Prompt —
Each record is to be printed again precisely as it reads.

(Excerpt from a dataset)
****

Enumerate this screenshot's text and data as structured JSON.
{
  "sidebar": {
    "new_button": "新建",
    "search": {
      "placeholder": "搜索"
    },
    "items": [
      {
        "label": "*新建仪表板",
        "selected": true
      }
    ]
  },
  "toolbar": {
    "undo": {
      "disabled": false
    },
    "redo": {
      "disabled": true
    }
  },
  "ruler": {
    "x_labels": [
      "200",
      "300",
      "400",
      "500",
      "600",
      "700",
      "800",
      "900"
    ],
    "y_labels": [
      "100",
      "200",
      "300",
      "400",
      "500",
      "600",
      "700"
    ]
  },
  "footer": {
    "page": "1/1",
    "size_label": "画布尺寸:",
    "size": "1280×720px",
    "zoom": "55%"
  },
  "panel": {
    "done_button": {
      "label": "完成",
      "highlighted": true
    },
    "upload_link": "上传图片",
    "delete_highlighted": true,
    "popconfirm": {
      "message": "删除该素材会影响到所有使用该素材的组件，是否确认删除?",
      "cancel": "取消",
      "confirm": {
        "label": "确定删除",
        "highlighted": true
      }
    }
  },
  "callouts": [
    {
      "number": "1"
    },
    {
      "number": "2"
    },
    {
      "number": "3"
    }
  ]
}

****

Solution —
Enumerate this screenshot's text and data as structured JSON.
{
  "sidebar": {
    "new_button": "新建",
    "search": {
      "placeholder": "搜索"
    },
    "items": [
      {
        "label": "*新建仪表板",
        "selected": true
      }
    ]
  },
  "toolbar": {
    "undo": {
      "disabled": false
    },
    "redo": {
      "disabled": true
    }
  },
  "ruler": {
    "x_labels": [
      "200",
      "300",
      "400",
      "500",
      "600",
      "700",
      "800",
      "900"
    ],
    "y_labels": [
      "100",
      "200",
      "300",
      "400",
      "500",
      "600",
      "700"
    ]
  },
  "footer": {
    "page": "1/1",
    "size_label": "画布尺寸:",
    "size": "1280×720px",
    "zoom": "55%"
  },
  "panel": {
    "done_button": {
      "label": "完成",
      "highlighted": true
    },
    "upload_link": "上传图片",
    "delete_highlighted": true,
    "popconfirm": {
      "message": "删除该素材会影响到所有使用该素材的组件，是否确认删除?",
      "cancel": "取消",
      "confirm": {
        "label": "确定删除",
        "highlighted": true
      }
    }
  },
  "callouts": [
    {
      "number": "1"
    },
    {
      "number": "2"
    },
    {
      "number": "3"
    }
  ]
}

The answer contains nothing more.